What the exercise asks
Below is some material; set it all down exactly, apart from the pictures.
───── Provided records
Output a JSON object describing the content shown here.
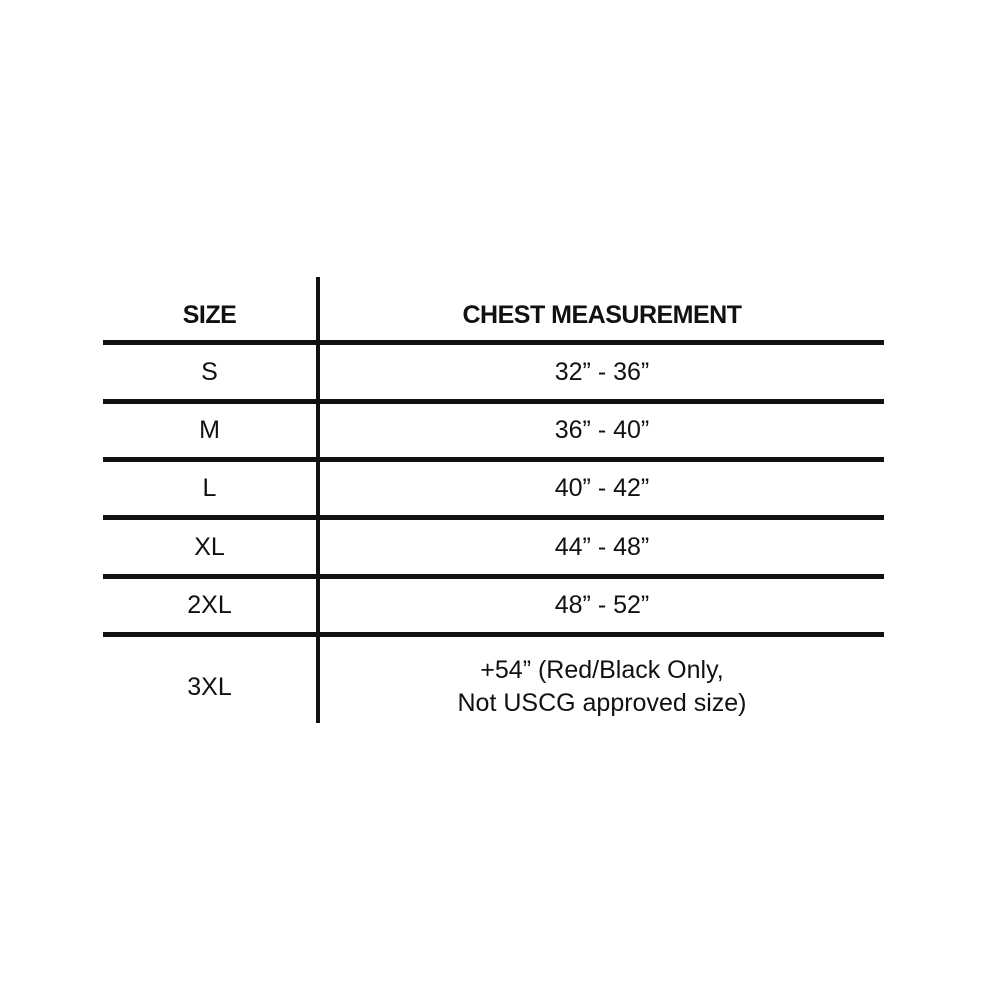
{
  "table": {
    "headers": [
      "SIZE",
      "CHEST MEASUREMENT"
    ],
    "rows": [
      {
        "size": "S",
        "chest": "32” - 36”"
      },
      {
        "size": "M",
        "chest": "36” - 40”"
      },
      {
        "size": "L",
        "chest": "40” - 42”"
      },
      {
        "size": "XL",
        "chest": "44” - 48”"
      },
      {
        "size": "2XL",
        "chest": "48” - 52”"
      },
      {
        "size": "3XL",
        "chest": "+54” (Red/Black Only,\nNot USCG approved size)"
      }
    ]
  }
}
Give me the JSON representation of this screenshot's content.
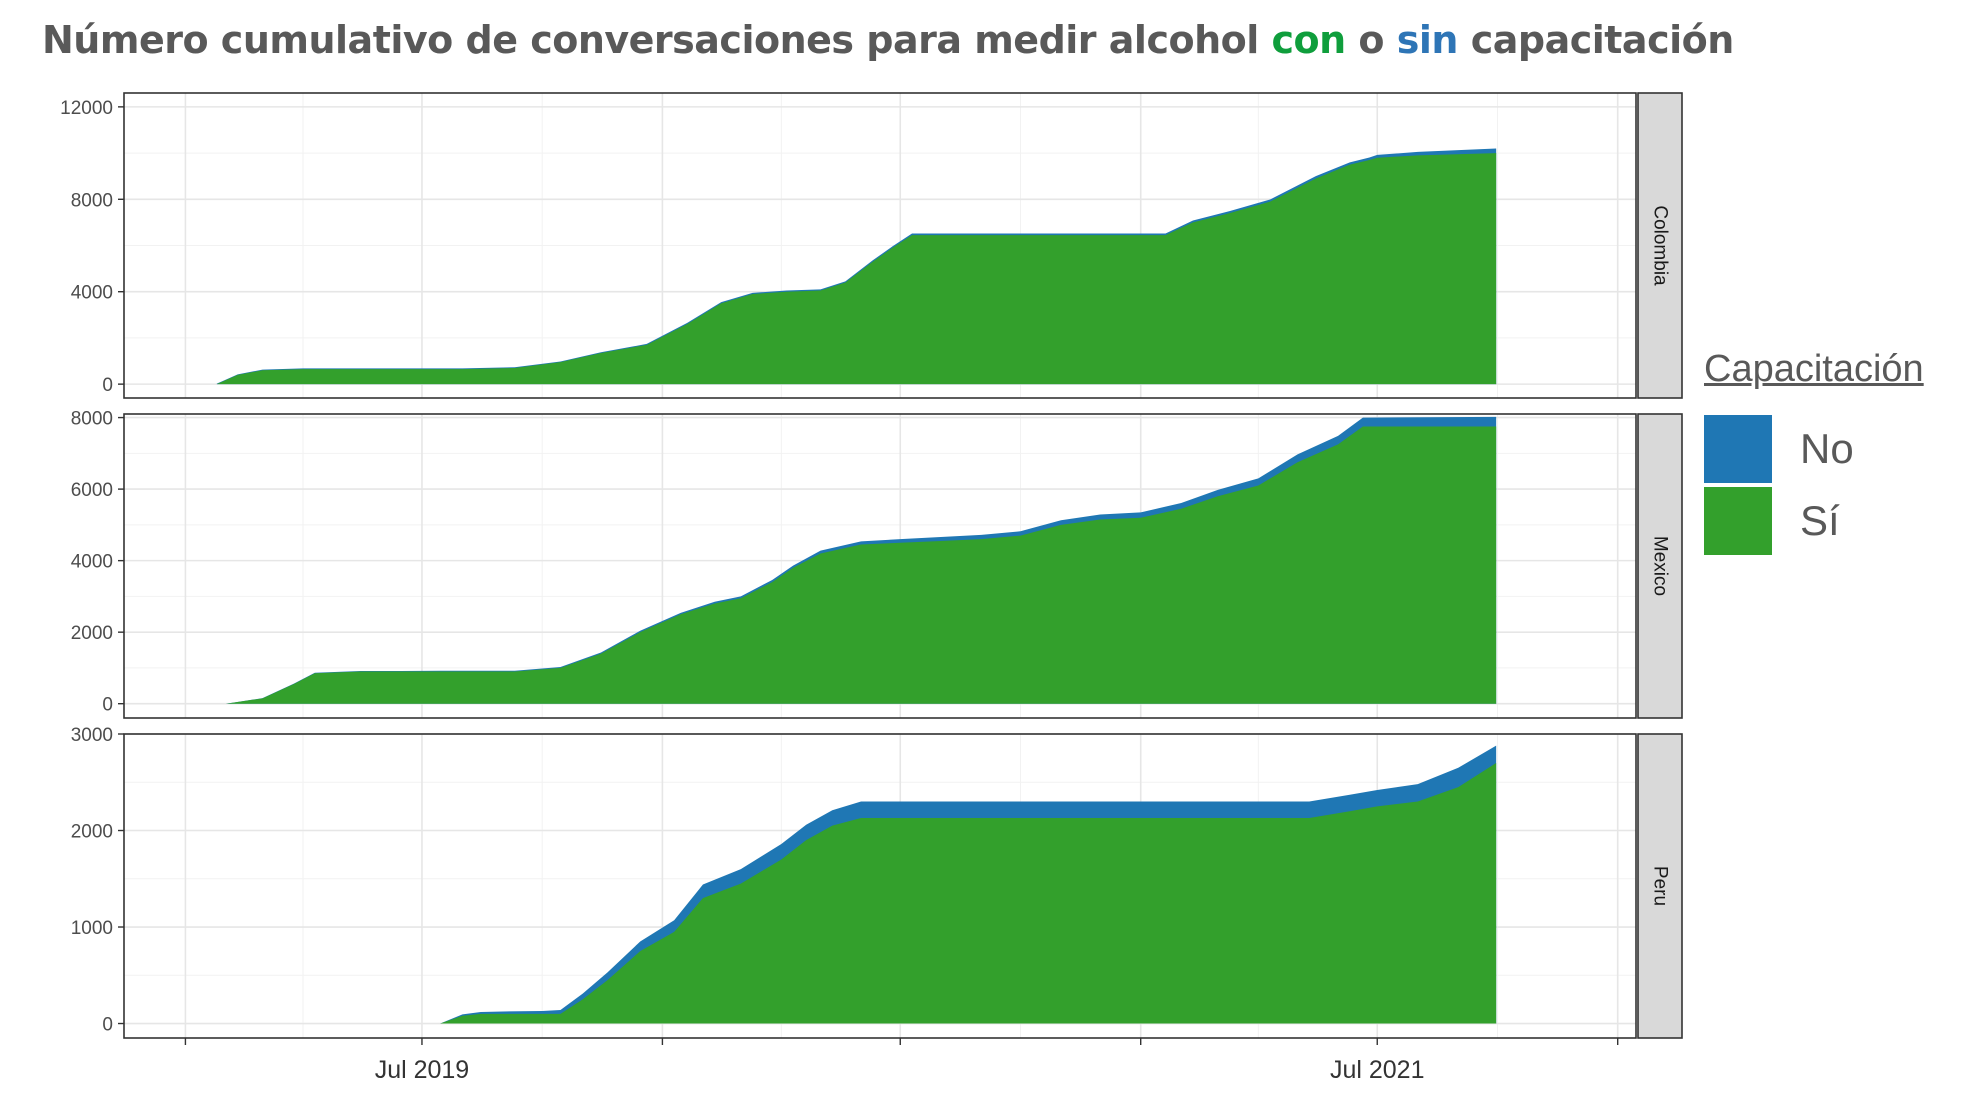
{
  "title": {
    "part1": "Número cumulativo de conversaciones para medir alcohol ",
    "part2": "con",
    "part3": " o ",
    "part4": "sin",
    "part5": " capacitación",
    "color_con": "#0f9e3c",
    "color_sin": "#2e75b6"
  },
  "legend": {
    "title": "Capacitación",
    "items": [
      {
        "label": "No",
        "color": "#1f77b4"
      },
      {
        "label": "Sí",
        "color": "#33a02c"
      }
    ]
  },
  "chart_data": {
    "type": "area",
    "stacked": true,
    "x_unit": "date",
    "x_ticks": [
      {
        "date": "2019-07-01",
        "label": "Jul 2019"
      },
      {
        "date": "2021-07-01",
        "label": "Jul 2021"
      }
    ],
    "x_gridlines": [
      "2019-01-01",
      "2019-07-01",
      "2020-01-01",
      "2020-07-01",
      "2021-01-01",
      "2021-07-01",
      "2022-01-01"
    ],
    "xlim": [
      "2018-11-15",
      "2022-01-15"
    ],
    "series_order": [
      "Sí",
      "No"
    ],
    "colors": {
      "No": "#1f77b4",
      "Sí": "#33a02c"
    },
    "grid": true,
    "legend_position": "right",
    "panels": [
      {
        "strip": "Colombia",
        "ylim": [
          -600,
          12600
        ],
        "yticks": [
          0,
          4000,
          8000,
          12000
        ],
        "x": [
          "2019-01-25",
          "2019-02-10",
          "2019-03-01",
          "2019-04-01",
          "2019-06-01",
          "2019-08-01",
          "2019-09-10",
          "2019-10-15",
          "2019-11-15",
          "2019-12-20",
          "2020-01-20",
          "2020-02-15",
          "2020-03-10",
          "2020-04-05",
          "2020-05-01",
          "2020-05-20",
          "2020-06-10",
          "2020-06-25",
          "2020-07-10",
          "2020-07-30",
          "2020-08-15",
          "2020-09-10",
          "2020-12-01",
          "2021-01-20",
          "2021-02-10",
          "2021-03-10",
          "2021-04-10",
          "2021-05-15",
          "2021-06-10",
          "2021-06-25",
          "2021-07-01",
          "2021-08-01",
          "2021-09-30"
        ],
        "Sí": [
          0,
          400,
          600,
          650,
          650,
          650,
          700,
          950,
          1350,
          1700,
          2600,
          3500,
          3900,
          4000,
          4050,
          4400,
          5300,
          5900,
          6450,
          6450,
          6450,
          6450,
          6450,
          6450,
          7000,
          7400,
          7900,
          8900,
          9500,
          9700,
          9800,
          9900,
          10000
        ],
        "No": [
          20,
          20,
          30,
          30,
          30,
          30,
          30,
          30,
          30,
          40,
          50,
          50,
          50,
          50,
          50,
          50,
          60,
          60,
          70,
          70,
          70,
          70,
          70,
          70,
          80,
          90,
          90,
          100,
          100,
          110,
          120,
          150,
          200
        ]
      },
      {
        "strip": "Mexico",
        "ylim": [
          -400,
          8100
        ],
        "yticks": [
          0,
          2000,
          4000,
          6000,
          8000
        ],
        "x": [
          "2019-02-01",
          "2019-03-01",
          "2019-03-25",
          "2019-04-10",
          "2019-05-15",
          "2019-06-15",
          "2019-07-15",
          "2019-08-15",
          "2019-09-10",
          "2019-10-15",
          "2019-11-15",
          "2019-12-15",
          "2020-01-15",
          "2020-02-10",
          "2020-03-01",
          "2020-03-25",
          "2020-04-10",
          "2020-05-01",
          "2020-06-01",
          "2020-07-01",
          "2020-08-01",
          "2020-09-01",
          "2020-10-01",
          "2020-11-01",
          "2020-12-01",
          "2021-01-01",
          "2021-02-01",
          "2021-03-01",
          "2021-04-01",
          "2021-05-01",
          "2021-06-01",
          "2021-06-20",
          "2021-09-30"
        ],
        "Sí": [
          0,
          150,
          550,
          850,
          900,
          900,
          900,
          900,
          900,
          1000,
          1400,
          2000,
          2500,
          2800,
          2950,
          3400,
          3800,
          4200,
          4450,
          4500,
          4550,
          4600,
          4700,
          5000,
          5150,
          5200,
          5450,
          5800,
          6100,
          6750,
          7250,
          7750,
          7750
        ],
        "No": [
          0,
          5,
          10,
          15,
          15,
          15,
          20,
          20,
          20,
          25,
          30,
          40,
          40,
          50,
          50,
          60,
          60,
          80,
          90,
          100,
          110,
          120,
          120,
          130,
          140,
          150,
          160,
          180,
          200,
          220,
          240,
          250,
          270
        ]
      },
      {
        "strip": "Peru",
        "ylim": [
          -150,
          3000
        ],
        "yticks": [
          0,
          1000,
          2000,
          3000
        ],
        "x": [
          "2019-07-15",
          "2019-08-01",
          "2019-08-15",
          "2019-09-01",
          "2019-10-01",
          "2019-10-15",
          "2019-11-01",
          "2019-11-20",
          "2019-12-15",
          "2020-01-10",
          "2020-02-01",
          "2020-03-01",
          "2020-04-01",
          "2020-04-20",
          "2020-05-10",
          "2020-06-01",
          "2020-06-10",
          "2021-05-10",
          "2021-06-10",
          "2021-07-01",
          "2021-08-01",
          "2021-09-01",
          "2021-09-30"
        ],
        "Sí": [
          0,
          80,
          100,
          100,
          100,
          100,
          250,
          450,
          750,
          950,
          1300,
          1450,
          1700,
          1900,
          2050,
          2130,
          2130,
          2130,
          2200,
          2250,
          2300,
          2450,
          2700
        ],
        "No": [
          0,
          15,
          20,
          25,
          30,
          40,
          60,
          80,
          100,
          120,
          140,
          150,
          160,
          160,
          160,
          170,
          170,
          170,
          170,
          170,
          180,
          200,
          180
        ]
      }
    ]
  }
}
──────────
Answer to the exercise
Output a JSON object describing the content shown here.
{
  "table": {
    "headers": [
      "SIZE",
      "CHEST MEASUREMENT"
    ],
    "rows": [
      {
        "size": "S",
        "chest": "32” - 36”"
      },
      {
        "size": "M",
        "chest": "36” - 40”"
      },
      {
        "size": "L",
        "chest": "40” - 42”"
      },
      {
        "size": "XL",
        "chest": "44” - 48”"
      },
      {
        "size": "2XL",
        "chest": "48” - 52”"
      },
      {
        "size": "3XL",
        "chest": "+54” (Red/Black Only,\nNot USCG approved size)"
      }
    ]
  }
}
Give me the JSON representation of this screenshot's content.
{
  "title": {
    "part1": "Número cumulativo de conversaciones para medir alcohol ",
    "part2": "con",
    "part3": " o ",
    "part4": "sin",
    "part5": " capacitación",
    "color_con": "#0f9e3c",
    "color_sin": "#2e75b6"
  },
  "legend": {
    "title": "Capacitación",
    "items": [
      {
        "label": "No",
        "color": "#1f77b4"
      },
      {
        "label": "Sí",
        "color": "#33a02c"
      }
    ]
  },
  "chart_data": {
    "type": "area",
    "stacked": true,
    "x_unit": "date",
    "x_ticks": [
      {
        "date": "2019-07-01",
        "label": "Jul 2019"
      },
      {
        "date": "2021-07-01",
        "label": "Jul 2021"
      }
    ],
    "x_gridlines": [
      "2019-01-01",
      "2019-07-01",
      "2020-01-01",
      "2020-07-01",
      "2021-01-01",
      "2021-07-01",
      "2022-01-01"
    ],
    "xlim": [
      "2018-11-15",
      "2022-01-15"
    ],
    "series_order": [
      "Sí",
      "No"
    ],
    "colors": {
      "No": "#1f77b4",
      "Sí": "#33a02c"
    },
    "grid": true,
    "legend_position": "right",
    "panels": [
      {
        "strip": "Colombia",
        "ylim": [
          -600,
          12600
        ],
        "yticks": [
          0,
          4000,
          8000,
          12000
        ],
        "x": [
          "2019-01-25",
          "2019-02-10",
          "2019-03-01",
          "2019-04-01",
          "2019-06-01",
          "2019-08-01",
          "2019-09-10",
          "2019-10-15",
          "2019-11-15",
          "2019-12-20",
          "2020-01-20",
          "2020-02-15",
          "2020-03-10",
          "2020-04-05",
          "2020-05-01",
          "2020-05-20",
          "2020-06-10",
          "2020-06-25",
          "2020-07-10",
          "2020-07-30",
          "2020-08-15",
          "2020-09-10",
          "2020-12-01",
          "2021-01-20",
          "2021-02-10",
          "2021-03-10",
          "2021-04-10",
          "2021-05-15",
          "2021-06-10",
          "2021-06-25",
          "2021-07-01",
          "2021-08-01",
          "2021-09-30"
        ],
        "Sí": [
          0,
          400,
          600,
          650,
          650,
          650,
          700,
          950,
          1350,
          1700,
          2600,
          3500,
          3900,
          4000,
          4050,
          4400,
          5300,
          5900,
          6450,
          6450,
          6450,
          6450,
          6450,
          6450,
          7000,
          7400,
          7900,
          8900,
          9500,
          9700,
          9800,
          9900,
          10000
        ],
        "No": [
          20,
          20,
          30,
          30,
          30,
          30,
          30,
          30,
          30,
          40,
          50,
          50,
          50,
          50,
          50,
          50,
          60,
          60,
          70,
          70,
          70,
          70,
          70,
          70,
          80,
          90,
          90,
          100,
          100,
          110,
          120,
          150,
          200
        ]
      },
      {
        "strip": "Mexico",
        "ylim": [
          -400,
          8100
        ],
        "yticks": [
          0,
          2000,
          4000,
          6000,
          8000
        ],
        "x": [
          "2019-02-01",
          "2019-03-01",
          "2019-03-25",
          "2019-04-10",
          "2019-05-15",
          "2019-06-15",
          "2019-07-15",
          "2019-08-15",
          "2019-09-10",
          "2019-10-15",
          "2019-11-15",
          "2019-12-15",
          "2020-01-15",
          "2020-02-10",
          "2020-03-01",
          "2020-03-25",
          "2020-04-10",
          "2020-05-01",
          "2020-06-01",
          "2020-07-01",
          "2020-08-01",
          "2020-09-01",
          "2020-10-01",
          "2020-11-01",
          "2020-12-01",
          "2021-01-01",
          "2021-02-01",
          "2021-03-01",
          "2021-04-01",
          "2021-05-01",
          "2021-06-01",
          "2021-06-20",
          "2021-09-30"
        ],
        "Sí": [
          0,
          150,
          550,
          850,
          900,
          900,
          900,
          900,
          900,
          1000,
          1400,
          2000,
          2500,
          2800,
          2950,
          3400,
          3800,
          4200,
          4450,
          4500,
          4550,
          4600,
          4700,
          5000,
          5150,
          5200,
          5450,
          5800,
          6100,
          6750,
          7250,
          7750,
          7750
        ],
        "No": [
          0,
          5,
          10,
          15,
          15,
          15,
          20,
          20,
          20,
          25,
          30,
          40,
          40,
          50,
          50,
          60,
          60,
          80,
          90,
          100,
          110,
          120,
          120,
          130,
          140,
          150,
          160,
          180,
          200,
          220,
          240,
          250,
          270
        ]
      },
      {
        "strip": "Peru",
        "ylim": [
          -150,
          3000
        ],
        "yticks": [
          0,
          1000,
          2000,
          3000
        ],
        "x": [
          "2019-07-15",
          "2019-08-01",
          "2019-08-15",
          "2019-09-01",
          "2019-10-01",
          "2019-10-15",
          "2019-11-01",
          "2019-11-20",
          "2019-12-15",
          "2020-01-10",
          "2020-02-01",
          "2020-03-01",
          "2020-04-01",
          "2020-04-20",
          "2020-05-10",
          "2020-06-01",
          "2020-06-10",
          "2021-05-10",
          "2021-06-10",
          "2021-07-01",
          "2021-08-01",
          "2021-09-01",
          "2021-09-30"
        ],
        "Sí": [
          0,
          80,
          100,
          100,
          100,
          100,
          250,
          450,
          750,
          950,
          1300,
          1450,
          1700,
          1900,
          2050,
          2130,
          2130,
          2130,
          2200,
          2250,
          2300,
          2450,
          2700
        ],
        "No": [
          0,
          15,
          20,
          25,
          30,
          40,
          60,
          80,
          100,
          120,
          140,
          150,
          160,
          160,
          160,
          170,
          170,
          170,
          170,
          170,
          180,
          200,
          180
        ]
      }
    ]
  }
}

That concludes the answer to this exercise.